Task instructions:
Give back the full material, exactly as it reads.

Exercise input:
----------
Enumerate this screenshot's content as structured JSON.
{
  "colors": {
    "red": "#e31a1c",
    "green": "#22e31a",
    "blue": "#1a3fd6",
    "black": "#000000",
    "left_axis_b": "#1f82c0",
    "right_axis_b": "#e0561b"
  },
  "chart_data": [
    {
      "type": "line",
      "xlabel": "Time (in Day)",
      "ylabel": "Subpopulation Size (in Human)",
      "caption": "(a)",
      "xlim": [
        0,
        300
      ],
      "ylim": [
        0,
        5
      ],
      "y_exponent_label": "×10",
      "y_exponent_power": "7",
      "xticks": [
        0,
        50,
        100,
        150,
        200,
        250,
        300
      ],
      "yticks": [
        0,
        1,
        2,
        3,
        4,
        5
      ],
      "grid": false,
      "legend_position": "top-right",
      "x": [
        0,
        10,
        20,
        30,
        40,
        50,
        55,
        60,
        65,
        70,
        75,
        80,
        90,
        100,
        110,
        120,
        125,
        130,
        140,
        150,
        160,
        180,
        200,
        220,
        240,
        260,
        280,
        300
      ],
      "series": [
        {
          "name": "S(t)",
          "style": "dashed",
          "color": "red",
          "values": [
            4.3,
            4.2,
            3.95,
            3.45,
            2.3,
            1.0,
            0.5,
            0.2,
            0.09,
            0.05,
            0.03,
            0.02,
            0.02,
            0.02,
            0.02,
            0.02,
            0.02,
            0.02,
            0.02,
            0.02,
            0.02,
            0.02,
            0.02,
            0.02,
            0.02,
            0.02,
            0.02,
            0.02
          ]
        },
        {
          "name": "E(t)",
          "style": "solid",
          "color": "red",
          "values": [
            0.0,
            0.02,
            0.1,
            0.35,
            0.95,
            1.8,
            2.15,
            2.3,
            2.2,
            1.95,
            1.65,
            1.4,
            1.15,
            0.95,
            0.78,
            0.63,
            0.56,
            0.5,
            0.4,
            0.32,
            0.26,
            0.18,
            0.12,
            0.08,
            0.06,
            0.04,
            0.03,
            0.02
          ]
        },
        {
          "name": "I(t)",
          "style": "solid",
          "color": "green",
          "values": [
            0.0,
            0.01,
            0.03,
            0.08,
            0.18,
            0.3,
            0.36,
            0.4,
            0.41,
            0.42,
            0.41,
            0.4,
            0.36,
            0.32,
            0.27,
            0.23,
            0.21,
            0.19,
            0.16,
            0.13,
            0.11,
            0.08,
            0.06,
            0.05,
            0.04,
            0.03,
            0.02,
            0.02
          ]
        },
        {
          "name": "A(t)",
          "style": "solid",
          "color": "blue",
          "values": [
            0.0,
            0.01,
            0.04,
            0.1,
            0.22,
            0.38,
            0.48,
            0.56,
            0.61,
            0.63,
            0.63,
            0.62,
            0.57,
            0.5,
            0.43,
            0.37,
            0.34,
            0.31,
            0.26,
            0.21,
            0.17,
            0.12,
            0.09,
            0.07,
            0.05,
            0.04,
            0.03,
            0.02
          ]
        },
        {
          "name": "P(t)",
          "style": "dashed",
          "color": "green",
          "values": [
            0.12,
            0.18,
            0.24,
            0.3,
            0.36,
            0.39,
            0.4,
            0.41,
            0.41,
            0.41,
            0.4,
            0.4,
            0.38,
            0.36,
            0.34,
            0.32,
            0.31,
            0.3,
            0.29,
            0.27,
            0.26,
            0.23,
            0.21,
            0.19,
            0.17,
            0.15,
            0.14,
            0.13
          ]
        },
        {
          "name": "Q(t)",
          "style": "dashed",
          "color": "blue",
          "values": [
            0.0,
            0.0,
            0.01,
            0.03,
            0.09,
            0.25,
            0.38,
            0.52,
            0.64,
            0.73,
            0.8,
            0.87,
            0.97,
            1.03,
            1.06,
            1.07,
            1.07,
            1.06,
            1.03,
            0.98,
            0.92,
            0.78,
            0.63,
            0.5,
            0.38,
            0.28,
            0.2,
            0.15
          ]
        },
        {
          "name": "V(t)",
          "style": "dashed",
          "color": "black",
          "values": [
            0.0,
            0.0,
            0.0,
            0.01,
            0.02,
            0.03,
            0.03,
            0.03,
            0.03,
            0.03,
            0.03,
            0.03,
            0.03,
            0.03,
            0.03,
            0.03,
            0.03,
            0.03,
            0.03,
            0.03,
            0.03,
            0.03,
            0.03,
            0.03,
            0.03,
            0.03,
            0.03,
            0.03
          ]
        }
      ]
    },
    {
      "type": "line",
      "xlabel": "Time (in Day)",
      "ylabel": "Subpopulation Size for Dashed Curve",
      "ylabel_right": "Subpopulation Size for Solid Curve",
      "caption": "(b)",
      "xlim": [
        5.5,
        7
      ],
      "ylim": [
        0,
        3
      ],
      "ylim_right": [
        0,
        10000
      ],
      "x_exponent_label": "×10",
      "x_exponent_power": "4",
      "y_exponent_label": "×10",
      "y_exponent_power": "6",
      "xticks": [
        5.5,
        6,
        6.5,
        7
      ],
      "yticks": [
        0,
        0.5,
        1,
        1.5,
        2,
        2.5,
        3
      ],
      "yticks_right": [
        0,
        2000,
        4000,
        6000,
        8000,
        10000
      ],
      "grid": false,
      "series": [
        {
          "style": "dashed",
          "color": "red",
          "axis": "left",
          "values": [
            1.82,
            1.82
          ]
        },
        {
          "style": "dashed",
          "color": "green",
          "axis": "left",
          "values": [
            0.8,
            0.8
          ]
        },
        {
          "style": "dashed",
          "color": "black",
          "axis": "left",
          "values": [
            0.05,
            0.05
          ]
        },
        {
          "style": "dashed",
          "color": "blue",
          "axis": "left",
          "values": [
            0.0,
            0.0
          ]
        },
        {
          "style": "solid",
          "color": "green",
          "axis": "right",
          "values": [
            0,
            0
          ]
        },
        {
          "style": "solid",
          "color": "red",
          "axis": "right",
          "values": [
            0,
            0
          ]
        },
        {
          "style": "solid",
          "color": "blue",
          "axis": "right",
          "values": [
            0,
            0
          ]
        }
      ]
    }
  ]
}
----------
Problem solution:
Enumerate this screenshot's content as structured JSON.
{
  "colors": {
    "red": "#e31a1c",
    "green": "#22e31a",
    "blue": "#1a3fd6",
    "black": "#000000",
    "left_axis_b": "#1f82c0",
    "right_axis_b": "#e0561b"
  },
  "chart_data": [
    {
      "type": "line",
      "xlabel": "Time (in Day)",
      "ylabel": "Subpopulation Size (in Human)",
      "caption": "(a)",
      "xlim": [
        0,
        300
      ],
      "ylim": [
        0,
        5
      ],
      "y_exponent_label": "×10",
      "y_exponent_power": "7",
      "xticks": [
        0,
        50,
        100,
        150,
        200,
        250,
        300
      ],
      "yticks": [
        0,
        1,
        2,
        3,
        4,
        5
      ],
      "grid": false,
      "legend_position": "top-right",
      "x": [
        0,
        10,
        20,
        30,
        40,
        50,
        55,
        60,
        65,
        70,
        75,
        80,
        90,
        100,
        110,
        120,
        125,
        130,
        140,
        150,
        160,
        180,
        200,
        220,
        240,
        260,
        280,
        300
      ],
      "series": [
        {
          "name": "S(t)",
          "style": "dashed",
          "color": "red",
          "values": [
            4.3,
            4.2,
            3.95,
            3.45,
            2.3,
            1.0,
            0.5,
            0.2,
            0.09,
            0.05,
            0.03,
            0.02,
            0.02,
            0.02,
            0.02,
            0.02,
            0.02,
            0.02,
            0.02,
            0.02,
            0.02,
            0.02,
            0.02,
            0.02,
            0.02,
            0.02,
            0.02,
            0.02
          ]
        },
        {
          "name": "E(t)",
          "style": "solid",
          "color": "red",
          "values": [
            0.0,
            0.02,
            0.1,
            0.35,
            0.95,
            1.8,
            2.15,
            2.3,
            2.2,
            1.95,
            1.65,
            1.4,
            1.15,
            0.95,
            0.78,
            0.63,
            0.56,
            0.5,
            0.4,
            0.32,
            0.26,
            0.18,
            0.12,
            0.08,
            0.06,
            0.04,
            0.03,
            0.02
          ]
        },
        {
          "name": "I(t)",
          "style": "solid",
          "color": "green",
          "values": [
            0.0,
            0.01,
            0.03,
            0.08,
            0.18,
            0.3,
            0.36,
            0.4,
            0.41,
            0.42,
            0.41,
            0.4,
            0.36,
            0.32,
            0.27,
            0.23,
            0.21,
            0.19,
            0.16,
            0.13,
            0.11,
            0.08,
            0.06,
            0.05,
            0.04,
            0.03,
            0.02,
            0.02
          ]
        },
        {
          "name": "A(t)",
          "style": "solid",
          "color": "blue",
          "values": [
            0.0,
            0.01,
            0.04,
            0.1,
            0.22,
            0.38,
            0.48,
            0.56,
            0.61,
            0.63,
            0.63,
            0.62,
            0.57,
            0.5,
            0.43,
            0.37,
            0.34,
            0.31,
            0.26,
            0.21,
            0.17,
            0.12,
            0.09,
            0.07,
            0.05,
            0.04,
            0.03,
            0.02
          ]
        },
        {
          "name": "P(t)",
          "style": "dashed",
          "color": "green",
          "values": [
            0.12,
            0.18,
            0.24,
            0.3,
            0.36,
            0.39,
            0.4,
            0.41,
            0.41,
            0.41,
            0.4,
            0.4,
            0.38,
            0.36,
            0.34,
            0.32,
            0.31,
            0.3,
            0.29,
            0.27,
            0.26,
            0.23,
            0.21,
            0.19,
            0.17,
            0.15,
            0.14,
            0.13
          ]
        },
        {
          "name": "Q(t)",
          "style": "dashed",
          "color": "blue",
          "values": [
            0.0,
            0.0,
            0.01,
            0.03,
            0.09,
            0.25,
            0.38,
            0.52,
            0.64,
            0.73,
            0.8,
            0.87,
            0.97,
            1.03,
            1.06,
            1.07,
            1.07,
            1.06,
            1.03,
            0.98,
            0.92,
            0.78,
            0.63,
            0.5,
            0.38,
            0.28,
            0.2,
            0.15
          ]
        },
        {
          "name": "V(t)",
          "style": "dashed",
          "color": "black",
          "values": [
            0.0,
            0.0,
            0.0,
            0.01,
            0.02,
            0.03,
            0.03,
            0.03,
            0.03,
            0.03,
            0.03,
            0.03,
            0.03,
            0.03,
            0.03,
            0.03,
            0.03,
            0.03,
            0.03,
            0.03,
            0.03,
            0.03,
            0.03,
            0.03,
            0.03,
            0.03,
            0.03,
            0.03
          ]
        }
      ]
    },
    {
      "type": "line",
      "xlabel": "Time (in Day)",
      "ylabel": "Subpopulation Size for Dashed Curve",
      "ylabel_right": "Subpopulation Size for Solid Curve",
      "caption": "(b)",
      "xlim": [
        5.5,
        7
      ],
      "ylim": [
        0,
        3
      ],
      "ylim_right": [
        0,
        10000
      ],
      "x_exponent_label": "×10",
      "x_exponent_power": "4",
      "y_exponent_label": "×10",
      "y_exponent_power": "6",
      "xticks": [
        5.5,
        6,
        6.5,
        7
      ],
      "yticks": [
        0,
        0.5,
        1,
        1.5,
        2,
        2.5,
        3
      ],
      "yticks_right": [
        0,
        2000,
        4000,
        6000,
        8000,
        10000
      ],
      "grid": false,
      "series": [
        {
          "style": "dashed",
          "color": "red",
          "axis": "left",
          "values": [
            1.82,
            1.82
          ]
        },
        {
          "style": "dashed",
          "color": "green",
          "axis": "left",
          "values": [
            0.8,
            0.8
          ]
        },
        {
          "style": "dashed",
          "color": "black",
          "axis": "left",
          "values": [
            0.05,
            0.05
          ]
        },
        {
          "style": "dashed",
          "color": "blue",
          "axis": "left",
          "values": [
            0.0,
            0.0
          ]
        },
        {
          "style": "solid",
          "color": "green",
          "axis": "right",
          "values": [
            0,
            0
          ]
        },
        {
          "style": "solid",
          "color": "red",
          "axis": "right",
          "values": [
            0,
            0
          ]
        },
        {
          "style": "solid",
          "color": "blue",
          "axis": "right",
          "values": [
            0,
            0
          ]
        }
      ]
    }
  ]
}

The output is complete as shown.